Every record here should be printed again exactly.

_ _ _ _ _

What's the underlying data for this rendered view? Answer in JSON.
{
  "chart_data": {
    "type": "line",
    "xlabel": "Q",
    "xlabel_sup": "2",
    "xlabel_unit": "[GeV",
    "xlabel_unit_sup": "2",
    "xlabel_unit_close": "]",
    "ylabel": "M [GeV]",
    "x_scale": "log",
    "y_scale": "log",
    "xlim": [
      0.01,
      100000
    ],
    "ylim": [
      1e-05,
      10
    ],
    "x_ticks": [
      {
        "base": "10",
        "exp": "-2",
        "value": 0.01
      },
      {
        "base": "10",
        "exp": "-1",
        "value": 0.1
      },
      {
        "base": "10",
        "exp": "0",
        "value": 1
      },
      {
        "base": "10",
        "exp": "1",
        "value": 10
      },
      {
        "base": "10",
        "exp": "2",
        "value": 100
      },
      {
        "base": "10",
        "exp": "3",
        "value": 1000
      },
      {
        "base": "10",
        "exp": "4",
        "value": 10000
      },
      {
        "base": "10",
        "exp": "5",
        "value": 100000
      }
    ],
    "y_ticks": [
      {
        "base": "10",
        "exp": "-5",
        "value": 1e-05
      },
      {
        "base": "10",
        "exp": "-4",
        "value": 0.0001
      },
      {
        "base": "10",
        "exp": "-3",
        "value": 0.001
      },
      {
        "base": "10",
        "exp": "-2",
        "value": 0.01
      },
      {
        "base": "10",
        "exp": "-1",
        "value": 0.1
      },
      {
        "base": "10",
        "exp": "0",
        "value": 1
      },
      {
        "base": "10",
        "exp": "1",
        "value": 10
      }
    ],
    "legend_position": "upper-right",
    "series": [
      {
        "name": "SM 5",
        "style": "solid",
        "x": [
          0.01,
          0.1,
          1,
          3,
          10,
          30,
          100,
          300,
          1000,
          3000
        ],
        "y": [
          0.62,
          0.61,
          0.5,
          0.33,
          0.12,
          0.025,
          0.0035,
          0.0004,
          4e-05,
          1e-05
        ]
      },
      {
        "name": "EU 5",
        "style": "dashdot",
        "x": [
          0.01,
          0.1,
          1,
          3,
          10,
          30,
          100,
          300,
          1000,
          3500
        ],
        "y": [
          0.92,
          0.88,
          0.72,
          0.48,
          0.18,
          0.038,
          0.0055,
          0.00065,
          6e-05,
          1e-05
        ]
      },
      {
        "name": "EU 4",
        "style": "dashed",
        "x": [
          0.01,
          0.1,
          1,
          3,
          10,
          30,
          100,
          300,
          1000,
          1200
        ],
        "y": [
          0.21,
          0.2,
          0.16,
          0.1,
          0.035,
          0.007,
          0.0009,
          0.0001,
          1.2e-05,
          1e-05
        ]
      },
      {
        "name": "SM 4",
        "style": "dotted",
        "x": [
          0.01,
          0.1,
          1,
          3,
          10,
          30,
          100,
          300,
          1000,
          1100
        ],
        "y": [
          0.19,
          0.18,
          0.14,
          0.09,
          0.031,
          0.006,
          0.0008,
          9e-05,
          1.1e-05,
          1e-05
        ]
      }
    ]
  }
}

_ _ _ _ _

* **Response**
What's the underlying data for this rendered view? Answer in JSON.
{
  "chart_data": {
    "type": "line",
    "xlabel": "Q",
    "xlabel_sup": "2",
    "xlabel_unit": "[GeV",
    "xlabel_unit_sup": "2",
    "xlabel_unit_close": "]",
    "ylabel": "M [GeV]",
    "x_scale": "log",
    "y_scale": "log",
    "xlim": [
      0.01,
      100000
    ],
    "ylim": [
      1e-05,
      10
    ],
    "x_ticks": [
      {
        "base": "10",
        "exp": "-2",
        "value": 0.01
      },
      {
        "base": "10",
        "exp": "-1",
        "value": 0.1
      },
      {
        "base": "10",
        "exp": "0",
        "value": 1
      },
      {
        "base": "10",
        "exp": "1",
        "value": 10
      },
      {
        "base": "10",
        "exp": "2",
        "value": 100
      },
      {
        "base": "10",
        "exp": "3",
        "value": 1000
      },
      {
        "base": "10",
        "exp": "4",
        "value": 10000
      },
      {
        "base": "10",
        "exp": "5",
        "value": 100000
      }
    ],
    "y_ticks": [
      {
        "base": "10",
        "exp": "-5",
        "value": 1e-05
      },
      {
        "base": "10",
        "exp": "-4",
        "value": 0.0001
      },
      {
        "base": "10",
        "exp": "-3",
        "value": 0.001
      },
      {
        "base": "10",
        "exp": "-2",
        "value": 0.01
      },
      {
        "base": "10",
        "exp": "-1",
        "value": 0.1
      },
      {
        "base": "10",
        "exp": "0",
        "value": 1
      },
      {
        "base": "10",
        "exp": "1",
        "value": 10
      }
    ],
    "legend_position": "upper-right",
    "series": [
      {
        "name": "SM 5",
        "style": "solid",
        "x": [
          0.01,
          0.1,
          1,
          3,
          10,
          30,
          100,
          300,
          1000,
          3000
        ],
        "y": [
          0.62,
          0.61,
          0.5,
          0.33,
          0.12,
          0.025,
          0.0035,
          0.0004,
          4e-05,
          1e-05
        ]
      },
      {
        "name": "EU 5",
        "style": "dashdot",
        "x": [
          0.01,
          0.1,
          1,
          3,
          10,
          30,
          100,
          300,
          1000,
          3500
        ],
        "y": [
          0.92,
          0.88,
          0.72,
          0.48,
          0.18,
          0.038,
          0.0055,
          0.00065,
          6e-05,
          1e-05
        ]
      },
      {
        "name": "EU 4",
        "style": "dashed",
        "x": [
          0.01,
          0.1,
          1,
          3,
          10,
          30,
          100,
          300,
          1000,
          1200
        ],
        "y": [
          0.21,
          0.2,
          0.16,
          0.1,
          0.035,
          0.007,
          0.0009,
          0.0001,
          1.2e-05,
          1e-05
        ]
      },
      {
        "name": "SM 4",
        "style": "dotted",
        "x": [
          0.01,
          0.1,
          1,
          3,
          10,
          30,
          100,
          300,
          1000,
          1100
        ],
        "y": [
          0.19,
          0.18,
          0.14,
          0.09,
          0.031,
          0.006,
          0.0008,
          9e-05,
          1.1e-05,
          1e-05
        ]
      }
    ]
  }
}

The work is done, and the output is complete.